• _Task to complete_
Look below. Copy each line that has "København" in it.

• _Information given_
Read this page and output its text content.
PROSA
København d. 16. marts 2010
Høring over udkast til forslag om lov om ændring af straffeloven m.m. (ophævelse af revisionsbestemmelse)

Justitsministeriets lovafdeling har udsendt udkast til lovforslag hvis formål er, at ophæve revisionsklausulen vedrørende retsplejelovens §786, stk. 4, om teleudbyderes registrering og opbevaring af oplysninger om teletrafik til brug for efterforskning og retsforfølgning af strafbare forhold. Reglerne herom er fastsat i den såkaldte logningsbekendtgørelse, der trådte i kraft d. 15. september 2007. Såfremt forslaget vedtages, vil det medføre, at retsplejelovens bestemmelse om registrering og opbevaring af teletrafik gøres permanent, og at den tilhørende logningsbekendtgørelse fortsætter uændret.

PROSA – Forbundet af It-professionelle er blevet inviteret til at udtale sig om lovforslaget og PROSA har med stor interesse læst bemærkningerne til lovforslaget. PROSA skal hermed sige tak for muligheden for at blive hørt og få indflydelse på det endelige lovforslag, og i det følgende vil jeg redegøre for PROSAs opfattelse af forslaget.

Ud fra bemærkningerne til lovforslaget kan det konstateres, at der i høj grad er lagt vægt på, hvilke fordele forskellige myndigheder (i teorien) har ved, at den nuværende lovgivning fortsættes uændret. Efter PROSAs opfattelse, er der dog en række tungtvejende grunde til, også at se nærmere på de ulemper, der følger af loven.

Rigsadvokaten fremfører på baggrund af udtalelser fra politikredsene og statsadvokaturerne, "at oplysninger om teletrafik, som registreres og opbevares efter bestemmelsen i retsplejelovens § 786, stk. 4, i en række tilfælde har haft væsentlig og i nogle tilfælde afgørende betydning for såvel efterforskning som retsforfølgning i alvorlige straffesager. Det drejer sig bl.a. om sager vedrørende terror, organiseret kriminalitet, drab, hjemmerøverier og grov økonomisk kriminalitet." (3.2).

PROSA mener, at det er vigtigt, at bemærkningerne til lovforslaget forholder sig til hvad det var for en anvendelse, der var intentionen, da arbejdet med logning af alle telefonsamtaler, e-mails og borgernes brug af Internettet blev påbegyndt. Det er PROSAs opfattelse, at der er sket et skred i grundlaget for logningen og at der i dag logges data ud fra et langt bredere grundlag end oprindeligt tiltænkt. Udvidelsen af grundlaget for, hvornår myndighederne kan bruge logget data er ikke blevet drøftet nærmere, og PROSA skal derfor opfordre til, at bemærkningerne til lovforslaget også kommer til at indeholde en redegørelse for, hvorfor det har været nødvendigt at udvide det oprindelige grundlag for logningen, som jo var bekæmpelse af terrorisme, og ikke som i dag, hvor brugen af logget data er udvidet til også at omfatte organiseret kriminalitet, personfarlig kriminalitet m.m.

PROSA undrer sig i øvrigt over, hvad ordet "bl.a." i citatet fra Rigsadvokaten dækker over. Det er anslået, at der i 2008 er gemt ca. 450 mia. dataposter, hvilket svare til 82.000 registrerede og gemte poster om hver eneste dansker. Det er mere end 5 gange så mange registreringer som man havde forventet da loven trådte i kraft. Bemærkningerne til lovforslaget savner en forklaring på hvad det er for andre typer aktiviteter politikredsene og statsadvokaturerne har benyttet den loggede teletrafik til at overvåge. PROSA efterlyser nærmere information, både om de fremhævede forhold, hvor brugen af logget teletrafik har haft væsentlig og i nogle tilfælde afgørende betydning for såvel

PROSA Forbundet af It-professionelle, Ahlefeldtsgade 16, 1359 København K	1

• _Result of the task_
København d. 16. marts 2010
PROSA Forbundet af It-professionelle, Ahlefeldtsgade 16, 1359 København K	1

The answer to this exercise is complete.